Member of the Legislative Assembly of Quebec for Bonaventure
- In office 1924–1936
- Preceded by: Joseph-Fabien Bugeaud
- Succeeded by: Henri Jolicoeur
- In office 1939–1944
- Preceded by: Henri Jolicoeur
- Succeeded by: Henri Jolicoeur

Personal details
- Born: December 7, 1887 Lévis, Quebec
- Died: August 3, 1950 (aged 62) Quebec City, Quebec
- Party: Quebec Liberal Party
- Other political affiliations: Liberal Party of Canada

= Pierre-Émile Côté =

Canadian politician

Pierre-Émile Côté (December 7, 1887 - August 3, 1950) was a Canadian politician.

== Biography ==
Born in Lévis, Quebec, the son of Pierre Côté and Joséphine Émond, Côté was educated at the Séminaire de Québec, the Académie commerciale de Québec, Collège de Lévis, and the Université Laval in Quebec City. He was called to the Bar of Quebec in 1913. He practised law in New Carlisle from 1919 to 1942.

Input data
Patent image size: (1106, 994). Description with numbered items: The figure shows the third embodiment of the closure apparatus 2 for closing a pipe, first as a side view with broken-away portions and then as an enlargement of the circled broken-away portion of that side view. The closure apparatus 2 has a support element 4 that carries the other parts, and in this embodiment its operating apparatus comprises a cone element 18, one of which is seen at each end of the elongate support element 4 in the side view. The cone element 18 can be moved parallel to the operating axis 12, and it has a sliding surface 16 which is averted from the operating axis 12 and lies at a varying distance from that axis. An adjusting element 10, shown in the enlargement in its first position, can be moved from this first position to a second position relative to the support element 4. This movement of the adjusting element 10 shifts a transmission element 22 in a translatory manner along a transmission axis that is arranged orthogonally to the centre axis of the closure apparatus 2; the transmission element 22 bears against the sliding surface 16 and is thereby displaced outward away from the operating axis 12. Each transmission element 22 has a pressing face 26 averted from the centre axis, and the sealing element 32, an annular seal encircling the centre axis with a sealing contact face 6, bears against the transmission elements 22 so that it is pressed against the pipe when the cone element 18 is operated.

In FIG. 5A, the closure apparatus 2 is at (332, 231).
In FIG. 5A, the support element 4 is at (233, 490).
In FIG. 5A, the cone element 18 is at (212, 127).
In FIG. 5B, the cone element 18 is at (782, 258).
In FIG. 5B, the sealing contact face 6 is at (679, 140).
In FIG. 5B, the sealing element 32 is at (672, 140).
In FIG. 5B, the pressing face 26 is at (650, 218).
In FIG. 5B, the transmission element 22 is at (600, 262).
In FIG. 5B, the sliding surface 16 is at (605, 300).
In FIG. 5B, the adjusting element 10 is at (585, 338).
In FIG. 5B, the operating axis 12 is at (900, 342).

Questions
A. Could you write out the Pierre-Émile Côté biography again from "Pierre-Émile Côté (December" to "1919 to 1942.", swapping "practised" for "practiced"?
B. Can you continue the Pierre-Émile Côté biography from where it stops?
The material stands apart from the Pierre-Émile Côté biography.

Results by task
A.
Pierre-Émile Côté (December 7, 1887 - August 3, 1950) was a Canadian politician.

== Biography ==
Born in Lévis, Quebec, the son of Pierre Côté and Joséphine Émond, Côté was educated at the Séminaire de Québec, the Académie commerciale de Québec, Collège de Lévis, and the Université Laval in Quebec City. He was called to the Bar of Quebec in 1913. He practiced law in New Carlisle from 1919 to 1942.

B.
He was first elected to the Legislative Assembly of Quebec for the Liberals in a 1924 by-election for Bonaventure. He was acclaimed in 1927 and re-elected in 1931 and 1935. He was Minister of Highways from March to August 1936; however, he was defeated in 1936. He then turned to federal politics and was elected to the House of Commons of Canada for the Liberals in a 1937 by-election for Bonaventure. However, he resigned in 1939 to return to provincial politics and was elected in the 1939 Quebec general election. He was Minister of Lands and Forests, Fish and Game from 1941 to 1942. He resigned in 1942 when he was appointed a judge of the Quebec Superior Court.

He died in Quebec City in 1950.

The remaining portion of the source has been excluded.